## PROBLEM STATEMENT
Every entry below should be transcribed exactly; pictures stay out of the copy.

Figure contents as structured data

......

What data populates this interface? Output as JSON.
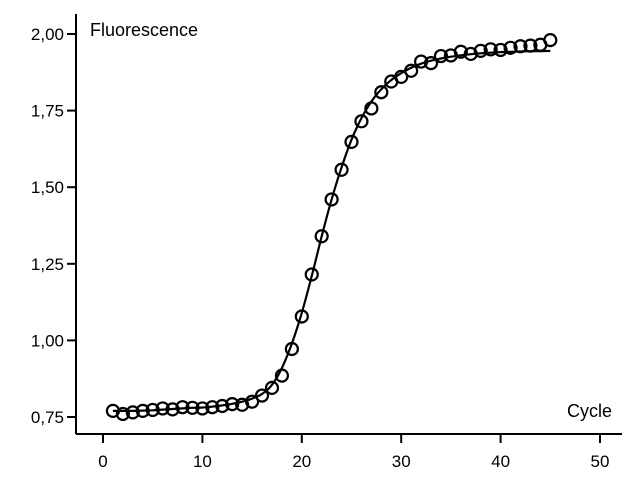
{
  "chart_data": {
    "type": "scatter",
    "title": "",
    "xlabel": "Cycle",
    "ylabel": "Fluorescence",
    "xlim": [
      0,
      50
    ],
    "ylim": [
      0.75,
      2.0
    ],
    "x_ticks": [
      0,
      10,
      20,
      30,
      40,
      50
    ],
    "x_tick_labels": [
      "0",
      "10",
      "20",
      "30",
      "40",
      "50"
    ],
    "y_ticks": [
      0.75,
      1.0,
      1.25,
      1.5,
      1.75,
      2.0
    ],
    "y_tick_labels": [
      "0,75",
      "1,00",
      "1,25",
      "1,50",
      "1,75",
      "2,00"
    ],
    "grid": false,
    "series": [
      {
        "kind": "points",
        "marker": "open-circle",
        "x": [
          1,
          2,
          3,
          4,
          5,
          6,
          7,
          8,
          9,
          10,
          11,
          12,
          13,
          14,
          15,
          16,
          17,
          18,
          19,
          20,
          21,
          22,
          23,
          24,
          25,
          26,
          27,
          28,
          29,
          30,
          31,
          32,
          33,
          34,
          35,
          36,
          37,
          38,
          39,
          40,
          41,
          42,
          43,
          44,
          45
        ],
        "y": [
          0.77,
          0.76,
          0.765,
          0.77,
          0.773,
          0.778,
          0.775,
          0.782,
          0.78,
          0.778,
          0.782,
          0.786,
          0.792,
          0.79,
          0.8,
          0.82,
          0.845,
          0.885,
          0.972,
          1.078,
          1.215,
          1.34,
          1.46,
          1.557,
          1.648,
          1.715,
          1.757,
          1.81,
          1.845,
          1.86,
          1.88,
          1.91,
          1.905,
          1.928,
          1.93,
          1.942,
          1.935,
          1.945,
          1.95,
          1.948,
          1.955,
          1.96,
          1.962,
          1.965,
          1.98
        ]
      },
      {
        "kind": "fit-curve",
        "x": [
          1,
          2,
          3,
          4,
          5,
          6,
          7,
          8,
          9,
          10,
          11,
          12,
          13,
          14,
          15,
          16,
          17,
          18,
          19,
          20,
          21,
          22,
          23,
          24,
          25,
          26,
          27,
          28,
          29,
          30,
          31,
          32,
          33,
          34,
          35,
          36,
          37,
          38,
          39,
          40,
          41,
          42,
          43,
          44,
          45
        ],
        "y": [
          0.77,
          0.77,
          0.77,
          0.771,
          0.772,
          0.774,
          0.776,
          0.778,
          0.78,
          0.781,
          0.784,
          0.788,
          0.793,
          0.8,
          0.81,
          0.825,
          0.855,
          0.91,
          0.99,
          1.09,
          1.21,
          1.34,
          1.46,
          1.565,
          1.655,
          1.725,
          1.78,
          1.82,
          1.85,
          1.872,
          1.89,
          1.903,
          1.913,
          1.92,
          1.926,
          1.93,
          1.934,
          1.937,
          1.939,
          1.941,
          1.942,
          1.943,
          1.944,
          1.944,
          1.945
        ]
      }
    ]
  }
}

......

## TASK RESULT
What data populates this interface? Output as JSON.
{
  "chart_data": {
    "type": "scatter",
    "title": "",
    "xlabel": "Cycle",
    "ylabel": "Fluorescence",
    "xlim": [
      0,
      50
    ],
    "ylim": [
      0.75,
      2.0
    ],
    "x_ticks": [
      0,
      10,
      20,
      30,
      40,
      50
    ],
    "x_tick_labels": [
      "0",
      "10",
      "20",
      "30",
      "40",
      "50"
    ],
    "y_ticks": [
      0.75,
      1.0,
      1.25,
      1.5,
      1.75,
      2.0
    ],
    "y_tick_labels": [
      "0,75",
      "1,00",
      "1,25",
      "1,50",
      "1,75",
      "2,00"
    ],
    "grid": false,
    "series": [
      {
        "kind": "points",
        "marker": "open-circle",
        "x": [
          1,
          2,
          3,
          4,
          5,
          6,
          7,
          8,
          9,
          10,
          11,
          12,
          13,
          14,
          15,
          16,
          17,
          18,
          19,
          20,
          21,
          22,
          23,
          24,
          25,
          26,
          27,
          28,
          29,
          30,
          31,
          32,
          33,
          34,
          35,
          36,
          37,
          38,
          39,
          40,
          41,
          42,
          43,
          44,
          45
        ],
        "y": [
          0.77,
          0.76,
          0.765,
          0.77,
          0.773,
          0.778,
          0.775,
          0.782,
          0.78,
          0.778,
          0.782,
          0.786,
          0.792,
          0.79,
          0.8,
          0.82,
          0.845,
          0.885,
          0.972,
          1.078,
          1.215,
          1.34,
          1.46,
          1.557,
          1.648,
          1.715,
          1.757,
          1.81,
          1.845,
          1.86,
          1.88,
          1.91,
          1.905,
          1.928,
          1.93,
          1.942,
          1.935,
          1.945,
          1.95,
          1.948,
          1.955,
          1.96,
          1.962,
          1.965,
          1.98
        ]
      },
      {
        "kind": "fit-curve",
        "x": [
          1,
          2,
          3,
          4,
          5,
          6,
          7,
          8,
          9,
          10,
          11,
          12,
          13,
          14,
          15,
          16,
          17,
          18,
          19,
          20,
          21,
          22,
          23,
          24,
          25,
          26,
          27,
          28,
          29,
          30,
          31,
          32,
          33,
          34,
          35,
          36,
          37,
          38,
          39,
          40,
          41,
          42,
          43,
          44,
          45
        ],
        "y": [
          0.77,
          0.77,
          0.77,
          0.771,
          0.772,
          0.774,
          0.776,
          0.778,
          0.78,
          0.781,
          0.784,
          0.788,
          0.793,
          0.8,
          0.81,
          0.825,
          0.855,
          0.91,
          0.99,
          1.09,
          1.21,
          1.34,
          1.46,
          1.565,
          1.655,
          1.725,
          1.78,
          1.82,
          1.85,
          1.872,
          1.89,
          1.903,
          1.913,
          1.92,
          1.926,
          1.93,
          1.934,
          1.937,
          1.939,
          1.941,
          1.942,
          1.943,
          1.944,
          1.944,
          1.945
        ]
      }
    ]
  }
}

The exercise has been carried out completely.